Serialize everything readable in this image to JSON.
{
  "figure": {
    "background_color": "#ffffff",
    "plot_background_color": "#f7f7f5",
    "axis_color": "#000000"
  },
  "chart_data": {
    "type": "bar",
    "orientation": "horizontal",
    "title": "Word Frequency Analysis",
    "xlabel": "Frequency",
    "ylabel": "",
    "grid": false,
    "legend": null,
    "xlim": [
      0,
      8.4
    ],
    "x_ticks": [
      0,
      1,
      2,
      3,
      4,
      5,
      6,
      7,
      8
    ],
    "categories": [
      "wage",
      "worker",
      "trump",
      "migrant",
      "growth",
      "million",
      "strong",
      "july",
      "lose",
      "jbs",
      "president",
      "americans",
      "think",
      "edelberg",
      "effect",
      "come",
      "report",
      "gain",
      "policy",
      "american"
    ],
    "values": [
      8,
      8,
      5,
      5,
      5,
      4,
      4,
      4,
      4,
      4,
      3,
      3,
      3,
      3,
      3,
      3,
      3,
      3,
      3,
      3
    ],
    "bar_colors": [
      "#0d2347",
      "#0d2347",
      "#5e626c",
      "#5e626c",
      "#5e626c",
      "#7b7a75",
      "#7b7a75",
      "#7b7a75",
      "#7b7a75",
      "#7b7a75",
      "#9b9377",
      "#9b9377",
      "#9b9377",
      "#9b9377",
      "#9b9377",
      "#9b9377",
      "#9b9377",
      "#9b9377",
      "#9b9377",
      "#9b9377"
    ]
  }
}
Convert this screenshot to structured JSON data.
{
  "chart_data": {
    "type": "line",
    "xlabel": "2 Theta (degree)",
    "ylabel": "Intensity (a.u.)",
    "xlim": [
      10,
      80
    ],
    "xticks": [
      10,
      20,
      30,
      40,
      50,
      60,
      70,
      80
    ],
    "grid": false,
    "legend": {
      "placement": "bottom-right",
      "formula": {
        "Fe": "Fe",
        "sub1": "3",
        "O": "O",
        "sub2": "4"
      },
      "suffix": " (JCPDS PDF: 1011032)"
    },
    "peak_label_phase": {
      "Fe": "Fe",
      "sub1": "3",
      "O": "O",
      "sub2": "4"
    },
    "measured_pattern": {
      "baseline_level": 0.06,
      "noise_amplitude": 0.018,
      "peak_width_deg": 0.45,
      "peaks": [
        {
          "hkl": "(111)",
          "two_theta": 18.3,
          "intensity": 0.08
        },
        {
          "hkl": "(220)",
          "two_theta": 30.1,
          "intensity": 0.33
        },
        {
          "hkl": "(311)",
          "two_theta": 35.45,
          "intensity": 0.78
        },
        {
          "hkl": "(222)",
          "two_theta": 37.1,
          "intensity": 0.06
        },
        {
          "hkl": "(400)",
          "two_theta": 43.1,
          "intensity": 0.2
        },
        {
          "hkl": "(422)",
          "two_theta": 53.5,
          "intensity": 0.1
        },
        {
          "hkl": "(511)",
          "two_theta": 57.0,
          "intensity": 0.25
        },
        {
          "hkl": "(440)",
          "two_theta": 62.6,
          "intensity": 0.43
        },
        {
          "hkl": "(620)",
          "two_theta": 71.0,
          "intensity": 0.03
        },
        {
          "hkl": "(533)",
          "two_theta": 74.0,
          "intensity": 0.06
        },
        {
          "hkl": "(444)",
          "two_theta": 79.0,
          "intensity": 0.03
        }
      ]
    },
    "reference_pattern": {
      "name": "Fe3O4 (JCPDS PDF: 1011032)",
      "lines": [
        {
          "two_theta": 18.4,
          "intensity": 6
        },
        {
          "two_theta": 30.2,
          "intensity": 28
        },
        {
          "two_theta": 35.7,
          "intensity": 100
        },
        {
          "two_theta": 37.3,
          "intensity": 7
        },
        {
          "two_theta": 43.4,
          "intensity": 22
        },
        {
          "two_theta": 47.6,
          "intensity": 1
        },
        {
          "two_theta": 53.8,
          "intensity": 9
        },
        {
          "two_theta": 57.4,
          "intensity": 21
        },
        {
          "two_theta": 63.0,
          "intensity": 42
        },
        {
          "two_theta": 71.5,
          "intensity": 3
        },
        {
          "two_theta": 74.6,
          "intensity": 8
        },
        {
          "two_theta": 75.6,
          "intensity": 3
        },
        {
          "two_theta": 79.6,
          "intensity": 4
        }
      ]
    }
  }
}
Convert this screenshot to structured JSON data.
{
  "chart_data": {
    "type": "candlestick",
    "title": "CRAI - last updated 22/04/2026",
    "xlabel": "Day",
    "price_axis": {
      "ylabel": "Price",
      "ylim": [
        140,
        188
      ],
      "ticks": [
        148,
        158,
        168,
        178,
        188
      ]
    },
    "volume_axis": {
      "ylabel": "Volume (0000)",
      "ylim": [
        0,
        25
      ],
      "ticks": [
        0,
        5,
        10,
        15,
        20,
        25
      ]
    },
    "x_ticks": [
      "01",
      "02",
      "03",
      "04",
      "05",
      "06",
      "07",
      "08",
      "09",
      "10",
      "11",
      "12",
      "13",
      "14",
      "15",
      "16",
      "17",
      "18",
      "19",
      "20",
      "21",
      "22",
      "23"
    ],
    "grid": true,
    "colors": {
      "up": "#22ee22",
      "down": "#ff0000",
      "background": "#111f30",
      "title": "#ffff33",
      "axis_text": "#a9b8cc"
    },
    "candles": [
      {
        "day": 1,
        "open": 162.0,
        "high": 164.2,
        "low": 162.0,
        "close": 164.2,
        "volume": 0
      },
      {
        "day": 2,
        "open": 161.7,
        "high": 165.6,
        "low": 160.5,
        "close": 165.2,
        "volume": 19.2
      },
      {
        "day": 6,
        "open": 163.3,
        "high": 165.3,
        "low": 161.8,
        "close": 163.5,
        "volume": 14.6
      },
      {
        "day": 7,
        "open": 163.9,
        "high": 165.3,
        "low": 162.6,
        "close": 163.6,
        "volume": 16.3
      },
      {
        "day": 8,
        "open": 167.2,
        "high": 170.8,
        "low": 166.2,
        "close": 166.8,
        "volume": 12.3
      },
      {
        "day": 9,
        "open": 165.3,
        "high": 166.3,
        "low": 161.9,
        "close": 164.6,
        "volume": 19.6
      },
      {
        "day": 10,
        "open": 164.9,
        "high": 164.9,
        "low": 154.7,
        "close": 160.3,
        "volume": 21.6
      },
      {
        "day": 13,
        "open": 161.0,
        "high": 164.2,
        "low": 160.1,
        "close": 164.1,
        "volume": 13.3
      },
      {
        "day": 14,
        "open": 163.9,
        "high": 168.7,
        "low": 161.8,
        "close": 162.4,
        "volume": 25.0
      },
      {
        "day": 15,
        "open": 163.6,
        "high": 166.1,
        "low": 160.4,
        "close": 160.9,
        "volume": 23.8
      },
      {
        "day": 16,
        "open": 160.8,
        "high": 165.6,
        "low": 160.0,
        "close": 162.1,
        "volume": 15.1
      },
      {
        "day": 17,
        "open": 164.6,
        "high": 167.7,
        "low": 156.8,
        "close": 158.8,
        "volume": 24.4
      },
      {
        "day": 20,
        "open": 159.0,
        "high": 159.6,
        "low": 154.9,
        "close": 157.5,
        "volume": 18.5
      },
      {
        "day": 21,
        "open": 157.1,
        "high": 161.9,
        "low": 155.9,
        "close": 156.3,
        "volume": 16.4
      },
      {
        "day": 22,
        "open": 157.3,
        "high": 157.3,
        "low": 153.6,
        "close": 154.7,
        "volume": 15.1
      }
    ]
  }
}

......

• Description of the task:
Copy every line verbatim.

• Worked answer:
Serialize everything readable in this image to JSON.
{
  "figure": {
    "background_color": "#ffffff",
    "plot_background_color": "#f7f7f5",
    "axis_color": "#000000"
  },
  "chart_data": {
    "type": "bar",
    "orientation": "horizontal",
    "title": "Word Frequency Analysis",
    "xlabel": "Frequency",
    "ylabel": "",
    "grid": false,
    "legend": null,
    "xlim": [
      0,
      8.4
    ],
    "x_ticks": [
      0,
      1,
      2,
      3,
      4,
      5,
      6,
      7,
      8
    ],
    "categories": [
      "wage",
      "worker",
      "trump",
      "migrant",
      "growth",
      "million",
      "strong",
      "july",
      "lose",
      "jbs",
      "president",
      "americans",
      "think",
      "edelberg",
      "effect",
      "come",
      "report",
      "gain",
      "policy",
      "american"
    ],
    "values": [
      8,
      8,
      5,
      5,
      5,
      4,
      4,
      4,
      4,
      4,
      3,
      3,
      3,
      3,
      3,
      3,
      3,
      3,
      3,
      3
    ],
    "bar_colors": [
      "#0d2347",
      "#0d2347",
      "#5e626c",
      "#5e626c",
      "#5e626c",
      "#7b7a75",
      "#7b7a75",
      "#7b7a75",
      "#7b7a75",
      "#7b7a75",
      "#9b9377",
      "#9b9377",
      "#9b9377",
      "#9b9377",
      "#9b9377",
      "#9b9377",
      "#9b9377",
      "#9b9377",
      "#9b9377",
      "#9b9377"
    ]
  }
}
Convert this screenshot to structured JSON data.
{
  "chart_data": {
    "type": "line",
    "xlabel": "2 Theta (degree)",
    "ylabel": "Intensity (a.u.)",
    "xlim": [
      10,
      80
    ],
    "xticks": [
      10,
      20,
      30,
      40,
      50,
      60,
      70,
      80
    ],
    "grid": false,
    "legend": {
      "placement": "bottom-right",
      "formula": {
        "Fe": "Fe",
        "sub1": "3",
        "O": "O",
        "sub2": "4"
      },
      "suffix": " (JCPDS PDF: 1011032)"
    },
    "peak_label_phase": {
      "Fe": "Fe",
      "sub1": "3",
      "O": "O",
      "sub2": "4"
    },
    "measured_pattern": {
      "baseline_level": 0.06,
      "noise_amplitude": 0.018,
      "peak_width_deg": 0.45,
      "peaks": [
        {
          "hkl": "(111)",
          "two_theta": 18.3,
          "intensity": 0.08
        },
        {
          "hkl": "(220)",
          "two_theta": 30.1,
          "intensity": 0.33
        },
        {
          "hkl": "(311)",
          "two_theta": 35.45,
          "intensity": 0.78
        },
        {
          "hkl": "(222)",
          "two_theta": 37.1,
          "intensity": 0.06
        },
        {
          "hkl": "(400)",
          "two_theta": 43.1,
          "intensity": 0.2
        },
        {
          "hkl": "(422)",
          "two_theta": 53.5,
          "intensity": 0.1
        },
        {
          "hkl": "(511)",
          "two_theta": 57.0,
          "intensity": 0.25
        },
        {
          "hkl": "(440)",
          "two_theta": 62.6,
          "intensity": 0.43
        },
        {
          "hkl": "(620)",
          "two_theta": 71.0,
          "intensity": 0.03
        },
        {
          "hkl": "(533)",
          "two_theta": 74.0,
          "intensity": 0.06
        },
        {
          "hkl": "(444)",
          "two_theta": 79.0,
          "intensity": 0.03
        }
      ]
    },
    "reference_pattern": {
      "name": "Fe3O4 (JCPDS PDF: 1011032)",
      "lines": [
        {
          "two_theta": 18.4,
          "intensity": 6
        },
        {
          "two_theta": 30.2,
          "intensity": 28
        },
        {
          "two_theta": 35.7,
          "intensity": 100
        },
        {
          "two_theta": 37.3,
          "intensity": 7
        },
        {
          "two_theta": 43.4,
          "intensity": 22
        },
        {
          "two_theta": 47.6,
          "intensity": 1
        },
        {
          "two_theta": 53.8,
          "intensity": 9
        },
        {
          "two_theta": 57.4,
          "intensity": 21
        },
        {
          "two_theta": 63.0,
          "intensity": 42
        },
        {
          "two_theta": 71.5,
          "intensity": 3
        },
        {
          "two_theta": 74.6,
          "intensity": 8
        },
        {
          "two_theta": 75.6,
          "intensity": 3
        },
        {
          "two_theta": 79.6,
          "intensity": 4
        }
      ]
    }
  }
}
Convert this screenshot to structured JSON data.
{
  "chart_data": {
    "type": "candlestick",
    "title": "CRAI - last updated 22/04/2026",
    "xlabel": "Day",
    "price_axis": {
      "ylabel": "Price",
      "ylim": [
        140,
        188
      ],
      "ticks": [
        148,
        158,
        168,
        178,
        188
      ]
    },
    "volume_axis": {
      "ylabel": "Volume (0000)",
      "ylim": [
        0,
        25
      ],
      "ticks": [
        0,
        5,
        10,
        15,
        20,
        25
      ]
    },
    "x_ticks": [
      "01",
      "02",
      "03",
      "04",
      "05",
      "06",
      "07",
      "08",
      "09",
      "10",
      "11",
      "12",
      "13",
      "14",
      "15",
      "16",
      "17",
      "18",
      "19",
      "20",
      "21",
      "22",
      "23"
    ],
    "grid": true,
    "colors": {
      "up": "#22ee22",
      "down": "#ff0000",
      "background": "#111f30",
      "title": "#ffff33",
      "axis_text": "#a9b8cc"
    },
    "candles": [
      {
        "day": 1,
        "open": 162.0,
        "high": 164.2,
        "low": 162.0,
        "close": 164.2,
        "volume": 0
      },
      {
        "day": 2,
        "open": 161.7,
        "high": 165.6,
        "low": 160.5,
        "close": 165.2,
        "volume": 19.2
      },
      {
        "day": 6,
        "open": 163.3,
        "high": 165.3,
        "low": 161.8,
        "close": 163.5,
        "volume": 14.6
      },
      {
        "day": 7,
        "open": 163.9,
        "high": 165.3,
        "low": 162.6,
        "close": 163.6,
        "volume": 16.3
      },
      {
        "day": 8,
        "open": 167.2,
        "high": 170.8,
        "low": 166.2,
        "close": 166.8,
        "volume": 12.3
      },
      {
        "day": 9,
        "open": 165.3,
        "high": 166.3,
        "low": 161.9,
        "close": 164.6,
        "volume": 19.6
      },
      {
        "day": 10,
        "open": 164.9,
        "high": 164.9,
        "low": 154.7,
        "close": 160.3,
        "volume": 21.6
      },
      {
        "day": 13,
        "open": 161.0,
        "high": 164.2,
        "low": 160.1,
        "close": 164.1,
        "volume": 13.3
      },
      {
        "day": 14,
        "open": 163.9,
        "high": 168.7,
        "low": 161.8,
        "close": 162.4,
        "volume": 25.0
      },
      {
        "day": 15,
        "open": 163.6,
        "high": 166.1,
        "low": 160.4,
        "close": 160.9,
        "volume": 23.8
      },
      {
        "day": 16,
        "open": 160.8,
        "high": 165.6,
        "low": 160.0,
        "close": 162.1,
        "volume": 15.1
      },
      {
        "day": 17,
        "open": 164.6,
        "high": 167.7,
        "low": 156.8,
        "close": 158.8,
        "volume": 24.4
      },
      {
        "day": 20,
        "open": 159.0,
        "high": 159.6,
        "low": 154.9,
        "close": 157.5,
        "volume": 18.5
      },
      {
        "day": 21,
        "open": 157.1,
        "high": 161.9,
        "low": 155.9,
        "close": 156.3,
        "volume": 16.4
      },
      {
        "day": 22,
        "open": 157.3,
        "high": 157.3,
        "low": 153.6,
        "close": 154.7,
        "volume": 15.1
      }
    ]
  }
}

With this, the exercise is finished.